◆ **TASK GOAL**
Locate every line in the items below that contains the string "marker", and copy each of those lines. Case counts.
--- start of SUPPLIED INFORMATION ---
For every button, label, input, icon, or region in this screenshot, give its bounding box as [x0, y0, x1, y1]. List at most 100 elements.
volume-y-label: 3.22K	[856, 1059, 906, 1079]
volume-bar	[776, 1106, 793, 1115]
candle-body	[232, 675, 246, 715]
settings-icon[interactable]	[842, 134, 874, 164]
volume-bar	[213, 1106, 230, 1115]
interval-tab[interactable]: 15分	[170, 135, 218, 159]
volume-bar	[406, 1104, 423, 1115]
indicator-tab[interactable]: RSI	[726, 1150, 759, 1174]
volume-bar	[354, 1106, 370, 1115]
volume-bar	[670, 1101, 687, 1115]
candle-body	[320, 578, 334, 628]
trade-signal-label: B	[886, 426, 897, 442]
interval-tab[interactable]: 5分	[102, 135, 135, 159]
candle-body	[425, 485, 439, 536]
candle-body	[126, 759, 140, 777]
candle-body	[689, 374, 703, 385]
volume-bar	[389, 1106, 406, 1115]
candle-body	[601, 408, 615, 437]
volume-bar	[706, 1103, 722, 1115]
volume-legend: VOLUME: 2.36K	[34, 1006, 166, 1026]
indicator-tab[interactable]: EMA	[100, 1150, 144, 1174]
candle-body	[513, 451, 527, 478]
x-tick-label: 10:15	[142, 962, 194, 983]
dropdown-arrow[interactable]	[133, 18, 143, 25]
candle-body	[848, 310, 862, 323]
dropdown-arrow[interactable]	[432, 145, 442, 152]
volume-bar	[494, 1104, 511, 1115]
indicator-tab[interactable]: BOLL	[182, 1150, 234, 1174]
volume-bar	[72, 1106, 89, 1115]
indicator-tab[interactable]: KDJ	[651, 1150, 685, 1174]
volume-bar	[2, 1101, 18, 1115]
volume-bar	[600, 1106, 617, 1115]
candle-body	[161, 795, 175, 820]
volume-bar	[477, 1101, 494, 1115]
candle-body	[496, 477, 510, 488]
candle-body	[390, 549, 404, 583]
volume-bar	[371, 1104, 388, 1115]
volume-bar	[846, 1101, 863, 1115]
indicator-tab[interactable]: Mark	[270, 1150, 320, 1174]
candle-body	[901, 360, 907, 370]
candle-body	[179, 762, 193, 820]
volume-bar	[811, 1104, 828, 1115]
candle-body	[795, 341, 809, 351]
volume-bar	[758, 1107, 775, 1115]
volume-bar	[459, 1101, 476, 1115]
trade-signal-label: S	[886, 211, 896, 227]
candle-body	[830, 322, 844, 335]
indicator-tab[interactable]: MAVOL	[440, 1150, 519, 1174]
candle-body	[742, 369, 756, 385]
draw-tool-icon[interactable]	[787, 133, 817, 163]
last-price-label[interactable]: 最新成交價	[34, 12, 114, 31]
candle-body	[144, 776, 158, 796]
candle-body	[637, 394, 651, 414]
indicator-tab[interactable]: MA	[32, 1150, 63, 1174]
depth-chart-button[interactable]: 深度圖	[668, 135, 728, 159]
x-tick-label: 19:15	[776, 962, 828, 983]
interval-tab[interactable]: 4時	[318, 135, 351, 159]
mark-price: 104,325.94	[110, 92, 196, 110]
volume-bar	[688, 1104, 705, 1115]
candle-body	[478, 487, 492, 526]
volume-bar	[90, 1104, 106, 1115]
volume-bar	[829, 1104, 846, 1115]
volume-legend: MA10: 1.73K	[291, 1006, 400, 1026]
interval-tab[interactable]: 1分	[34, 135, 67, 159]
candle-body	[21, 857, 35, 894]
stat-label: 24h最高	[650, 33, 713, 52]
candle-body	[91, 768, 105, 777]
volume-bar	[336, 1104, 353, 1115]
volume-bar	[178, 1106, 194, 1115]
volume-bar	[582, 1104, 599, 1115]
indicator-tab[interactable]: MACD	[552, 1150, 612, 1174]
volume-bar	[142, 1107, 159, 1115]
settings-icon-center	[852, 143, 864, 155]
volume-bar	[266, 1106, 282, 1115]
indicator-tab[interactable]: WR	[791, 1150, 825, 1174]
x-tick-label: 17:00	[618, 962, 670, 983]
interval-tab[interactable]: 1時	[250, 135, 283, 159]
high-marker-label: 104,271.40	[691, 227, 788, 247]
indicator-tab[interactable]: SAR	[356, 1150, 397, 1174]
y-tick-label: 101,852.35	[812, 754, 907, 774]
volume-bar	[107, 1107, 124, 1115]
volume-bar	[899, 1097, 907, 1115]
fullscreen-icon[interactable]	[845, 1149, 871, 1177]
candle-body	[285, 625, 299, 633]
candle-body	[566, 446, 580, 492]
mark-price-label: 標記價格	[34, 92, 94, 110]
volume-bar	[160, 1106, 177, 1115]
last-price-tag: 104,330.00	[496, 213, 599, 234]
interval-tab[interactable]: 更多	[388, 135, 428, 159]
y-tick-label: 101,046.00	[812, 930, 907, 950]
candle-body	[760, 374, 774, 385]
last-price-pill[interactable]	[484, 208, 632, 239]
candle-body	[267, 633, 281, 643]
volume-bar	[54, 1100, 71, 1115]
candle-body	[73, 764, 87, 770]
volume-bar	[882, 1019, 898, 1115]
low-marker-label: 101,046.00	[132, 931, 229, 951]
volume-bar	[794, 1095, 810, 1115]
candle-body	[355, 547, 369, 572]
--- end of SUPPLIED INFORMATION ---
◆ **SOLUTION**
high-marker-label: 104,271.40	[691, 227, 788, 247]
low-marker-label: 101,046.00	[132, 931, 229, 951]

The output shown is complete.